Stored items:
++++++++

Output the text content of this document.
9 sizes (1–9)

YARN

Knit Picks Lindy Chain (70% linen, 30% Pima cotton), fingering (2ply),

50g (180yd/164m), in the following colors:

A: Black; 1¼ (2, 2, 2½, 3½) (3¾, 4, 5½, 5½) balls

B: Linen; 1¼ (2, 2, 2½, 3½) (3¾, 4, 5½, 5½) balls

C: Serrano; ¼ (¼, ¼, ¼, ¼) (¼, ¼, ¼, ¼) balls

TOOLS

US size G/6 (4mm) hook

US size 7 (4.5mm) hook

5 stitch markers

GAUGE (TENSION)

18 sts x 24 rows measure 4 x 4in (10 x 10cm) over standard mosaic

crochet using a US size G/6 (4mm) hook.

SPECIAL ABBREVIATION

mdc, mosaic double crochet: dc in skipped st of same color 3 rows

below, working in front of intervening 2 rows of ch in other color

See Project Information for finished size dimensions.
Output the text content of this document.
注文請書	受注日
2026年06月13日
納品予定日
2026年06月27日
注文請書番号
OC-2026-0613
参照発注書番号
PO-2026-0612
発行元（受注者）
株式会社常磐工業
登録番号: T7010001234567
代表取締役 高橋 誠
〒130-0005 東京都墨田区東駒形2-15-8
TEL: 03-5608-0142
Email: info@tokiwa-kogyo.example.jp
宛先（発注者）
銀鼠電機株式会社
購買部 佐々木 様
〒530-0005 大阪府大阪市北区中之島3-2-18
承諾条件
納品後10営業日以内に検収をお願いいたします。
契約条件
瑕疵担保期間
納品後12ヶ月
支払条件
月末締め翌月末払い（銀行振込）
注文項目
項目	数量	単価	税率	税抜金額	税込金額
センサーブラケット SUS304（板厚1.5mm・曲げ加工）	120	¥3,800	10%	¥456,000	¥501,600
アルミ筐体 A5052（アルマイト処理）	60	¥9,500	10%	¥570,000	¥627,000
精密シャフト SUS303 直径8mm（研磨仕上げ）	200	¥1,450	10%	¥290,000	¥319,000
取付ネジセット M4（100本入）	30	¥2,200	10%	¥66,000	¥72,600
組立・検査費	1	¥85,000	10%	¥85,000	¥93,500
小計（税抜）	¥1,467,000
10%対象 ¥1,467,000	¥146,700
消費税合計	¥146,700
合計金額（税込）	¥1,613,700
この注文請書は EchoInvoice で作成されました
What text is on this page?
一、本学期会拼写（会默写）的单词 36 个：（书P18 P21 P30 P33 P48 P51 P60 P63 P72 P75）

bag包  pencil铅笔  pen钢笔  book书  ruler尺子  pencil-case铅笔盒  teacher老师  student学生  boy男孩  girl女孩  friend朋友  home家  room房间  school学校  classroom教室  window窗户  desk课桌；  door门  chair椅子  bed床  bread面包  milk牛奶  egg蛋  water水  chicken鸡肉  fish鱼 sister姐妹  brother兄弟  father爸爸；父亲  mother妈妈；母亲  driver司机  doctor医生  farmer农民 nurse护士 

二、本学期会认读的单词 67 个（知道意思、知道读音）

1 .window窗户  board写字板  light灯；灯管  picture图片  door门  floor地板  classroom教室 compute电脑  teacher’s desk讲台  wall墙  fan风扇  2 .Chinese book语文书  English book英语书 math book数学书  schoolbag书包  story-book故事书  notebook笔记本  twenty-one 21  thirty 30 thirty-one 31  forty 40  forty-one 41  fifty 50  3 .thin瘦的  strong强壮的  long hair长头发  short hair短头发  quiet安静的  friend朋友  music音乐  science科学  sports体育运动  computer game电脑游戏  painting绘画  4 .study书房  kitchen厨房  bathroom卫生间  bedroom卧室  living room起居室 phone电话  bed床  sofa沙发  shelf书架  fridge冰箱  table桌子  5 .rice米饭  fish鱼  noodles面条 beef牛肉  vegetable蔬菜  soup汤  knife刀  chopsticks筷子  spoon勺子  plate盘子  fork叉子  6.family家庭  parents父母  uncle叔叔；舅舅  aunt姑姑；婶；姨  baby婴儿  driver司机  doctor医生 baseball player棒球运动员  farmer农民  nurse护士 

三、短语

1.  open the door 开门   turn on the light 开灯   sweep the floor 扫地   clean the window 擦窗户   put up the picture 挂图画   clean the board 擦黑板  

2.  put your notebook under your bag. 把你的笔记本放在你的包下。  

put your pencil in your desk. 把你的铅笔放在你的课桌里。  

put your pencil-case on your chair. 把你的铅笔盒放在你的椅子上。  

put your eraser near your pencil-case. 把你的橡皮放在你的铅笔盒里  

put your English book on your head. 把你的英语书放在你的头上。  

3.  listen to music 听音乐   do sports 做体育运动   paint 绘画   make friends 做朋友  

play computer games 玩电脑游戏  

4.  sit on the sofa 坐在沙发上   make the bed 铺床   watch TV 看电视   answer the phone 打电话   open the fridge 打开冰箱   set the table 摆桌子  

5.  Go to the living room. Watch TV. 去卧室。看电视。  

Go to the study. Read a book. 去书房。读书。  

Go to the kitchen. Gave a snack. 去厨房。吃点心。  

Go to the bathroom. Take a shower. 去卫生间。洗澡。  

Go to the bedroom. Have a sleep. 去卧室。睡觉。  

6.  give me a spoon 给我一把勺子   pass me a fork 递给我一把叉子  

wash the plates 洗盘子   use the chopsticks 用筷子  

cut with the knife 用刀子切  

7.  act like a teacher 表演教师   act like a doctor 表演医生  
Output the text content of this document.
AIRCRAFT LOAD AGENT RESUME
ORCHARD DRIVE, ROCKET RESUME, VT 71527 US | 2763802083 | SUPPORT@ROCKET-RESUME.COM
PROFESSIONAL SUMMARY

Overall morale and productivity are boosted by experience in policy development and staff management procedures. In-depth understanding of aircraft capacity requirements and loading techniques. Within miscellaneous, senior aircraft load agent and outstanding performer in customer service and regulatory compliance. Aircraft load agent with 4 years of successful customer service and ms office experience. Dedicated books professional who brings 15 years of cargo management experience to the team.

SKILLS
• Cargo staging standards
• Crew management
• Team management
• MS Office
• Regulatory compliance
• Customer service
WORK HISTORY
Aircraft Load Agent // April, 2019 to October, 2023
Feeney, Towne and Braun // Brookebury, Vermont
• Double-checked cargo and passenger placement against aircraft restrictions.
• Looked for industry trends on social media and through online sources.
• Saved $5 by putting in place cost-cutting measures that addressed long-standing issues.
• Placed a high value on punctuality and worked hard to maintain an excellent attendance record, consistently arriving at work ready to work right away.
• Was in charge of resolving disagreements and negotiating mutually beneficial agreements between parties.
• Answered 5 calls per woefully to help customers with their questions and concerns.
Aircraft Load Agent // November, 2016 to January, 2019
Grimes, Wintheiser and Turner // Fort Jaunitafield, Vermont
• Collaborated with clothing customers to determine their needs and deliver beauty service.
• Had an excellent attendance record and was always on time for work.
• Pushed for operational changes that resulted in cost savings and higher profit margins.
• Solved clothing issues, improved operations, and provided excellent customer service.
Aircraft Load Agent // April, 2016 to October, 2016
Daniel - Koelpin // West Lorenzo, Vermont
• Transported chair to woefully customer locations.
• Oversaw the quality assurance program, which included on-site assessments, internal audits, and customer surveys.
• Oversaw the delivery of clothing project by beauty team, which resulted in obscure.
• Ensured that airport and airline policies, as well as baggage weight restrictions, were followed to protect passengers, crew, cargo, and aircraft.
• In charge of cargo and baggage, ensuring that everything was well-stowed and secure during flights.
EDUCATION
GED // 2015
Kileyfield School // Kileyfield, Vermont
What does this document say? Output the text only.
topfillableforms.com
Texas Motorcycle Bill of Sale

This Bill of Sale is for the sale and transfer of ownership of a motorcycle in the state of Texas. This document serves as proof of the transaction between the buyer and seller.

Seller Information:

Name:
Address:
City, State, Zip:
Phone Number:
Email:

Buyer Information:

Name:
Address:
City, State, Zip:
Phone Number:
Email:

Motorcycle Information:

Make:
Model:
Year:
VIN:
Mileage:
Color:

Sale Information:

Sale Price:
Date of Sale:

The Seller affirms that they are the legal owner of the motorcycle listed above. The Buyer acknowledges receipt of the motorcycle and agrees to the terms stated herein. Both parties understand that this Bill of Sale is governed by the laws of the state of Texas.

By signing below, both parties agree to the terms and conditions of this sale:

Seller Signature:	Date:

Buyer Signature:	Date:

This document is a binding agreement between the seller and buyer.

++++++++

Written exercise: From the records above, pull out every line containing the word "Date".

Response to this exercise:
Date of Sale:
Seller Signature:	Date:
Buyer Signature:	Date:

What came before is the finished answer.